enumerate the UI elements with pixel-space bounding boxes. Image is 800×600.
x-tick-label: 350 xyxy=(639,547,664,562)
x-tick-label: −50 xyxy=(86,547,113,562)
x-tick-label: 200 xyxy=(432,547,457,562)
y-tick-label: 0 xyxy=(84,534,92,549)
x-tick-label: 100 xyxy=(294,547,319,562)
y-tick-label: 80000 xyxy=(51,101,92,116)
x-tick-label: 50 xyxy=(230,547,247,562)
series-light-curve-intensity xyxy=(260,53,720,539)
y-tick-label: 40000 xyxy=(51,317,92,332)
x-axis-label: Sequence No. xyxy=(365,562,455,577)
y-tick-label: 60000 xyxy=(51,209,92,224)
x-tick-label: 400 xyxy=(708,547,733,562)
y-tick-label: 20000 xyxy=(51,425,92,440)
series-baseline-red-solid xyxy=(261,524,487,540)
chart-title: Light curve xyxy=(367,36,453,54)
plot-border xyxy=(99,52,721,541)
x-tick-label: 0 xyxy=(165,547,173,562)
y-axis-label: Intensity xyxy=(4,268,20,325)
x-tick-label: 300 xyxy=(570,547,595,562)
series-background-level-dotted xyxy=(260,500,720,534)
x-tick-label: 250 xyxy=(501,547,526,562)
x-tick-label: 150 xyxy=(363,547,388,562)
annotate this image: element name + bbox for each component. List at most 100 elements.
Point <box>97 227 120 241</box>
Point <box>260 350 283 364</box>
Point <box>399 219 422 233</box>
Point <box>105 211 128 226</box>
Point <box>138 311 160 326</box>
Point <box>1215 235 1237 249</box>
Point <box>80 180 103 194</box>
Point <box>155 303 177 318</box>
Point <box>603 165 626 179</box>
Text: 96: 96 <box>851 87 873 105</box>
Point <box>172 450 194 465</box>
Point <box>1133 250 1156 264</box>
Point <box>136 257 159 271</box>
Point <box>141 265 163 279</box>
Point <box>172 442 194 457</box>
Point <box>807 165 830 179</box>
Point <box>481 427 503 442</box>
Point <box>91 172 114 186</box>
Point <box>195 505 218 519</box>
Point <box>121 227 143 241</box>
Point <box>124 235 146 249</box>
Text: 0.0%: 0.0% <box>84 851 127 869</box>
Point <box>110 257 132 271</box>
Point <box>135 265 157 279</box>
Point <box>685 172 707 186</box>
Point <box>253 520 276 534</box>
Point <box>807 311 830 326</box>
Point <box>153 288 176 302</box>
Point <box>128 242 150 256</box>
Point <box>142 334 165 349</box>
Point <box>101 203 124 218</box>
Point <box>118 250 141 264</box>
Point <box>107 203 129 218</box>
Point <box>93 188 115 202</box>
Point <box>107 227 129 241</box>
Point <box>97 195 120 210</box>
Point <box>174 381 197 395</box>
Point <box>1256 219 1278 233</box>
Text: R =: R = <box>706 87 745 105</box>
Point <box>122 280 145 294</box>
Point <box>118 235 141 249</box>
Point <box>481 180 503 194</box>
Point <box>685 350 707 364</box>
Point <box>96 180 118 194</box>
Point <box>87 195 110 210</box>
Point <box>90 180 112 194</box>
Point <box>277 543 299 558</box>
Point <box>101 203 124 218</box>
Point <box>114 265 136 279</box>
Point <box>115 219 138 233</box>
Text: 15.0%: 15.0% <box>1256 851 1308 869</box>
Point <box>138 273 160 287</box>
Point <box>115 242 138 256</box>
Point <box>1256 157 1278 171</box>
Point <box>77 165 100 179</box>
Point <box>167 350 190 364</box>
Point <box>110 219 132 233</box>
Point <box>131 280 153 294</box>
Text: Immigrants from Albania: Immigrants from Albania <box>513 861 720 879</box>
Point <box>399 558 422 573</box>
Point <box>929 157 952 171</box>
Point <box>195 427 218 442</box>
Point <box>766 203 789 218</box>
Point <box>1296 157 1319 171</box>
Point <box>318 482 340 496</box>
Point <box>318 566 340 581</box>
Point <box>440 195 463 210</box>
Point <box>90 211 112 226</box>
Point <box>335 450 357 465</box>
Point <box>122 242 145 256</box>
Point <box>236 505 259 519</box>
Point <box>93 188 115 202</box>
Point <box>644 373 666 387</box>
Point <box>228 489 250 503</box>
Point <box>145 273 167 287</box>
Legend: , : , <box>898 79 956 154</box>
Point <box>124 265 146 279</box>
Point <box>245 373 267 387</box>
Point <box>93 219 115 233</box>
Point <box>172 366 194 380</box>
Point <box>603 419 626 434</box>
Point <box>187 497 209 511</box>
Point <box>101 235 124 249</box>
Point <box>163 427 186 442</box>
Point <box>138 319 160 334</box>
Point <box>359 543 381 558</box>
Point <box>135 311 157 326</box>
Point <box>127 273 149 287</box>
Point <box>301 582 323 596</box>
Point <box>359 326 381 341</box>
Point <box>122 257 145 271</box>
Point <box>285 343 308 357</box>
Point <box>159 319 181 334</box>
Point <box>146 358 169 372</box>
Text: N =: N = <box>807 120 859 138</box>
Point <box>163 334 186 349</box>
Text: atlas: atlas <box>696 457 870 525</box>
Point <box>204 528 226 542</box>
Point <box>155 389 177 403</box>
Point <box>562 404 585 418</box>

Task brief:
Format all of the lines above as a JSON list of strings, with one string for each line and any blank lines omitted.

Solution for this problem:
[
  "enumerate the UI elements with pixel-space bounding boxes. Image is 800×600.",
  "x-tick-label: 350 xyxy=(639,547,664,562)",
  "x-tick-label: −50 xyxy=(86,547,113,562)",
  "x-tick-label: 200 xyxy=(432,547,457,562)",
  "y-tick-label: 0 xyxy=(84,534,92,549)",
  "x-tick-label: 100 xyxy=(294,547,319,562)",
  "y-tick-label: 80000 xyxy=(51,101,92,116)",
  "x-tick-label: 50 xyxy=(230,547,247,562)",
  "series-light-curve-intensity xyxy=(260,53,720,539)",
  "y-tick-label: 40000 xyxy=(51,317,92,332)",
  "x-axis-label: Sequence No. xyxy=(365,562,455,577)",
  "y-tick-label: 60000 xyxy=(51,209,92,224)",
  "x-tick-label: 400 xyxy=(708,547,733,562)",
  "y-tick-label: 20000 xyxy=(51,425,92,440)",
  "series-baseline-red-solid xyxy=(261,524,487,540)",
  "chart-title: Light curve xyxy=(367,36,453,54)",
  "plot-border xyxy=(99,52,721,541)",
  "x-tick-label: 0 xyxy=(165,547,173,562)",
  "y-axis-label: Intensity xyxy=(4,268,20,325)",
  "x-tick-label: 300 xyxy=(570,547,595,562)",
  "series-background-level-dotted xyxy=(260,500,720,534)",
  "x-tick-label: 250 xyxy=(501,547,526,562)",
  "x-tick-label: 150 xyxy=(363,547,388,562)",
  "annotate this image: element name + bbox for each component. List at most 100 elements.",
  "Point <box>97 227 120 241</box>",
  "Point <box>260 350 283 364</box>",
  "Point <box>399 219 422 233</box>",
  "Point <box>105 211 128 226</box>",
  "Point <box>138 311 160 326</box>",
  "Point <box>1215 235 1237 249</box>",
  "Point <box>80 180 103 194</box>",
  "Point <box>155 303 177 318</box>",
  "Point <box>603 165 626 179</box>",
  "Text: 96: 96 <box>851 87 873 105</box>",
  "Point <box>172 450 194 465</box>",
  "Point <box>1133 250 1156 264</box>",
  "Point <box>136 257 159 271</box>",
  "Point <box>141 265 163 279</box>",
  "Point <box>172 442 194 457</box>",
  "Point <box>807 165 830 179</box>",
  "Point <box>481 427 503 442</box>",
  "Point <box>91 172 114 186</box>",
  "Point <box>195 505 218 519</box>",
  "Point <box>121 227 143 241</box>",
  "Point <box>124 235 146 249</box>",
  "Text: 0.0%: 0.0% <box>84 851 127 869</box>",
  "Point <box>110 257 132 271</box>",
  "Point <box>135 265 157 279</box>",
  "Point <box>685 172 707 186</box>",
  "Point <box>253 520 276 534</box>",
  "Point <box>807 311 830 326</box>",
  "Point <box>153 288 176 302</box>",
  "Point <box>128 242 150 256</box>",
  "Point <box>142 334 165 349</box>",
  "Point <box>101 203 124 218</box>",
  "Point <box>118 250 141 264</box>",
  "Point <box>107 203 129 218</box>",
  "Point <box>93 188 115 202</box>",
  "Point <box>107 227 129 241</box>",
  "Point <box>97 195 120 210</box>",
  "Point <box>174 381 197 395</box>",
  "Point <box>1256 219 1278 233</box>",
  "Text: R =: R = <box>706 87 745 105</box>",
  "Point <box>122 280 145 294</box>",
  "Point <box>118 235 141 249</box>",
  "Point <box>481 180 503 194</box>",
  "Point <box>685 350 707 364</box>",
  "Point <box>96 180 118 194</box>",
  "Point <box>87 195 110 210</box>",
  "Point <box>90 180 112 194</box>",
  "Point <box>277 543 299 558</box>",
  "Point <box>101 203 124 218</box>",
  "Point <box>114 265 136 279</box>",
  "Point <box>115 219 138 233</box>",
  "Text: 15.0%: 15.0% <box>1256 851 1308 869</box>",
  "Point <box>138 273 160 287</box>",
  "Point <box>115 242 138 256</box>",
  "Point <box>1256 157 1278 171</box>",
  "Point <box>77 165 100 179</box>",
  "Point <box>167 350 190 364</box>",
  "Point <box>110 219 132 233</box>",
  "Point <box>131 280 153 294</box>",
  "Text: Immigrants from Albania: Immigrants from Albania <box>513 861 720 879</box>",
  "Point <box>399 558 422 573</box>",
  "Point <box>929 157 952 171</box>",
  "Point <box>195 427 218 442</box>",
  "Point <box>766 203 789 218</box>",
  "Point <box>1296 157 1319 171</box>",
  "Point <box>318 482 340 496</box>",
  "Point <box>318 566 340 581</box>",
  "Point <box>440 195 463 210</box>",
  "Point <box>90 211 112 226</box>",
  "Point <box>335 450 357 465</box>",
  "Point <box>122 242 145 256</box>",
  "Point <box>236 505 259 519</box>",
  "Point <box>93 188 115 202</box>",
  "Point <box>644 373 666 387</box>",
  "Point <box>228 489 250 503</box>",
  "Point <box>145 273 167 287</box>",
  "Legend: , : , <box>898 79 956 154</box>",
  "Point <box>124 265 146 279</box>",
  "Point <box>245 373 267 387</box>",
  "Point <box>93 219 115 233</box>",
  "Point <box>172 366 194 380</box>",
  "Point <box>603 419 626 434</box>",
  "Point <box>187 497 209 511</box>",
  "Point <box>101 235 124 249</box>",
  "Point <box>163 427 186 442</box>",
  "Point <box>138 319 160 334</box>",
  "Point <box>359 543 381 558</box>",
  "Point <box>135 311 157 326</box>",
  "Point <box>127 273 149 287</box>",
  "Point <box>301 582 323 596</box>",
  "Point <box>359 326 381 341</box>",
  "Point <box>122 257 145 271</box>",
  "Point <box>285 343 308 357</box>",
  "Point <box>159 319 181 334</box>",
  "Point <box>146 358 169 372</box>",
  "Text: N =: N = <box>807 120 859 138</box>",
  "Point <box>163 334 186 349</box>",
  "Text: atlas: atlas <box>696 457 870 525</box>",
  "Point <box>204 528 226 542</box>",
  "Point <box>155 389 177 403</box>",
  "Point <box>562 404 585 418</box>"
]